* _Instruction_
Print the material below without any change, starting at its first line and stopping after the line that contains "list-item: 4. twitter.com".

* _The data_
....

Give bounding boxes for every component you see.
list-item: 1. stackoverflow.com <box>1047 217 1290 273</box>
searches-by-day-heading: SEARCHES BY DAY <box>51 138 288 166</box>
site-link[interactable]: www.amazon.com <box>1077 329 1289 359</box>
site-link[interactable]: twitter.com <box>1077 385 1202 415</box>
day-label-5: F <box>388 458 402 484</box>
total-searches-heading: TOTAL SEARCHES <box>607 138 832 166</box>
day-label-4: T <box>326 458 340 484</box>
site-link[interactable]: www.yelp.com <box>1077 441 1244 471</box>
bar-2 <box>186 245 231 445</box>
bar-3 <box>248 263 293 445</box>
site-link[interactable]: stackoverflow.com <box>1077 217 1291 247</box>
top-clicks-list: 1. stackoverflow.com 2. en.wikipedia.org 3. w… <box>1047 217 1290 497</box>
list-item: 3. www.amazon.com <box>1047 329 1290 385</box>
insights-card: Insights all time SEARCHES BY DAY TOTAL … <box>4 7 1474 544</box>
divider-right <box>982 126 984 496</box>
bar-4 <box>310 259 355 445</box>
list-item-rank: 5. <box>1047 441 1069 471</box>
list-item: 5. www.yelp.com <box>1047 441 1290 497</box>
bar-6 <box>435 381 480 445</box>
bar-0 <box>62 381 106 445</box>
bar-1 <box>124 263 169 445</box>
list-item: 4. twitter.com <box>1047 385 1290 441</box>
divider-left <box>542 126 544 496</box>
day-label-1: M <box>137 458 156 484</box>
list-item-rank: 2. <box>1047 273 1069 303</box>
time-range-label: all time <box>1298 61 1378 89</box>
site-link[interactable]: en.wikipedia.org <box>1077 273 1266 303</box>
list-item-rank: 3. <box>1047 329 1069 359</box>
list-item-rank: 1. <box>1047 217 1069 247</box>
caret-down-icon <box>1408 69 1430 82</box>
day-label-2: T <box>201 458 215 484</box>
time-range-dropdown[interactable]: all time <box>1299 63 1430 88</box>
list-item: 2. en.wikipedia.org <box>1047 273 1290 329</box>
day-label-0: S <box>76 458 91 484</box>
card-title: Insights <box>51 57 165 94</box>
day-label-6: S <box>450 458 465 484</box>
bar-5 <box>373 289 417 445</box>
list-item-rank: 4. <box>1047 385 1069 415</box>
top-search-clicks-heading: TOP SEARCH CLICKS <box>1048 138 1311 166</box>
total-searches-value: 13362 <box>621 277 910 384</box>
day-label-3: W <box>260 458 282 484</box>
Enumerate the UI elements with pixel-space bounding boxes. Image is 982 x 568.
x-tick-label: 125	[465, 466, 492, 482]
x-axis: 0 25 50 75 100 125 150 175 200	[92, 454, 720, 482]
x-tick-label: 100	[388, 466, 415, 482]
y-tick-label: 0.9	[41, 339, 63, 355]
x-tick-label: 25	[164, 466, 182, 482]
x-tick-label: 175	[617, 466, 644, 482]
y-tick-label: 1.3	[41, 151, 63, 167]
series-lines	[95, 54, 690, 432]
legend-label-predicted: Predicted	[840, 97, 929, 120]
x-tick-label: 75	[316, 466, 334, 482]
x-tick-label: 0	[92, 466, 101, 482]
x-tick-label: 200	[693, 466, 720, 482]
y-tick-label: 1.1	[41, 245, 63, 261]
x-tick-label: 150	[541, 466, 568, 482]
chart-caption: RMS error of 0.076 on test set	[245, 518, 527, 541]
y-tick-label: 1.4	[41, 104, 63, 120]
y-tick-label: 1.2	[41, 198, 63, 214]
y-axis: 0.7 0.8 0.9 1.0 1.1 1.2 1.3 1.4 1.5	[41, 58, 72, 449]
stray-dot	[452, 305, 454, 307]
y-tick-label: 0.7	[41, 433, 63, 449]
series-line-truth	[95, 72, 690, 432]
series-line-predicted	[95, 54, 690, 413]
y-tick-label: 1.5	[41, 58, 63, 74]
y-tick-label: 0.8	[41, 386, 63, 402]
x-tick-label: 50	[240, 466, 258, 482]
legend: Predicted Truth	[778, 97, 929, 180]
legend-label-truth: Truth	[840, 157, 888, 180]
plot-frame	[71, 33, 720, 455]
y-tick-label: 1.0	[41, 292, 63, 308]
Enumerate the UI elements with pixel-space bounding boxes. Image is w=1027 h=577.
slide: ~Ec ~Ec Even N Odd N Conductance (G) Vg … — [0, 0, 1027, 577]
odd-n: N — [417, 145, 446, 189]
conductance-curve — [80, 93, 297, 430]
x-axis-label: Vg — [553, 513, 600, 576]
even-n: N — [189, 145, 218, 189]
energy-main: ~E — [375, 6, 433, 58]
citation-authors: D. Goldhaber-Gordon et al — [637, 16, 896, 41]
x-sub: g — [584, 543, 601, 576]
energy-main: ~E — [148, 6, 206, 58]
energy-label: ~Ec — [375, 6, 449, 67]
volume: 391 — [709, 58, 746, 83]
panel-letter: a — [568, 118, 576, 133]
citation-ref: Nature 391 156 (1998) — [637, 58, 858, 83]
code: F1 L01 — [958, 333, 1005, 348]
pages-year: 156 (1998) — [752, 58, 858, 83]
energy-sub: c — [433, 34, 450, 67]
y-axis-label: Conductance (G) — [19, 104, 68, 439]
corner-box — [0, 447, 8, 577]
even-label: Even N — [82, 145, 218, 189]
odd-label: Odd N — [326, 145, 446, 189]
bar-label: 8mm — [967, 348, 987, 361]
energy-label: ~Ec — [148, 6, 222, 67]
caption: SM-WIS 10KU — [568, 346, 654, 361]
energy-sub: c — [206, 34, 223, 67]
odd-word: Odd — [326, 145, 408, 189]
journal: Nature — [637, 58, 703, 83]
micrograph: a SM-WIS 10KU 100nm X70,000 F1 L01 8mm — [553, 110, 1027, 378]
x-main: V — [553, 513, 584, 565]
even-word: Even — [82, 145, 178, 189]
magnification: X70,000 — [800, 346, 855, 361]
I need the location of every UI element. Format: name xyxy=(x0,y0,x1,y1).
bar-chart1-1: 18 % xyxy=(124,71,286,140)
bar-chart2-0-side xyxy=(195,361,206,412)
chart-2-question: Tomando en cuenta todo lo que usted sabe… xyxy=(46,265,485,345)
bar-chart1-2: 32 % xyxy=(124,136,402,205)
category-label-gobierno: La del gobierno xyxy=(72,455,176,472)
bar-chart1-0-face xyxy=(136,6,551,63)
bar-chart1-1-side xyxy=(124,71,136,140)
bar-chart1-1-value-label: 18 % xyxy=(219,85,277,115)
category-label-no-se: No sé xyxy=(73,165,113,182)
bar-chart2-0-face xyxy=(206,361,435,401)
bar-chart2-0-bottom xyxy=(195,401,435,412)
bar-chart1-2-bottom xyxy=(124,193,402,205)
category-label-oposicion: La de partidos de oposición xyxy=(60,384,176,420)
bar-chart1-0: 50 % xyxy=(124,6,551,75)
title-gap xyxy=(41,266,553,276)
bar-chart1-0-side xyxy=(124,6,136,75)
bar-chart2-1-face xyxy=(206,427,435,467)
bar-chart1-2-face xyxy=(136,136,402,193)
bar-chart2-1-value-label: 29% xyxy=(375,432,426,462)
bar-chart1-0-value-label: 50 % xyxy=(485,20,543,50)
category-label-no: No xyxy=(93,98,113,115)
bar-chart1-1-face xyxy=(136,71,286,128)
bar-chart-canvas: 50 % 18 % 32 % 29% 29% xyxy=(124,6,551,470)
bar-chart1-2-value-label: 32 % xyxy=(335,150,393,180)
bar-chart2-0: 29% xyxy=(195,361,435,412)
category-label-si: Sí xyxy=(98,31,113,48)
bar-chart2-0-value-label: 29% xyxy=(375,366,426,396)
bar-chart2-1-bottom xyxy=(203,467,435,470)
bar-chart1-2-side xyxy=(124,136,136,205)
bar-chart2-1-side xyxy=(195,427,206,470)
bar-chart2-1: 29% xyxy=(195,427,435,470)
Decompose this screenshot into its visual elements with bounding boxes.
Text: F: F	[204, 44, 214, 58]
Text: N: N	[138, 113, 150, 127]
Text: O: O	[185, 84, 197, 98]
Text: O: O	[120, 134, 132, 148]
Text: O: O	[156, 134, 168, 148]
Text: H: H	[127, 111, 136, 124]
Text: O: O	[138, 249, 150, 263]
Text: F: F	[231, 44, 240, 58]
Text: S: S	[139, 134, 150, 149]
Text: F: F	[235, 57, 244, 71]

....

* _Written reply_
Give bounding boxes for every component you see.
list-item: 1. stackoverflow.com <box>1047 217 1290 273</box>
searches-by-day-heading: SEARCHES BY DAY <box>51 138 288 166</box>
site-link[interactable]: www.amazon.com <box>1077 329 1289 359</box>
site-link[interactable]: twitter.com <box>1077 385 1202 415</box>
day-label-5: F <box>388 458 402 484</box>
total-searches-heading: TOTAL SEARCHES <box>607 138 832 166</box>
day-label-4: T <box>326 458 340 484</box>
site-link[interactable]: www.yelp.com <box>1077 441 1244 471</box>
bar-2 <box>186 245 231 445</box>
bar-3 <box>248 263 293 445</box>
site-link[interactable]: stackoverflow.com <box>1077 217 1291 247</box>
top-clicks-list: 1. stackoverflow.com 2. en.wikipedia.org 3. w… <box>1047 217 1290 497</box>
list-item: 3. www.amazon.com <box>1047 329 1290 385</box>
insights-card: Insights all time SEARCHES BY DAY TOTAL … <box>4 7 1474 544</box>
divider-right <box>982 126 984 496</box>
bar-4 <box>310 259 355 445</box>
list-item-rank: 5. <box>1047 441 1069 471</box>
list-item: 5. www.yelp.com <box>1047 441 1290 497</box>
bar-6 <box>435 381 480 445</box>
bar-0 <box>62 381 106 445</box>
bar-1 <box>124 263 169 445</box>
list-item: 4. twitter.com <box>1047 385 1290 441</box>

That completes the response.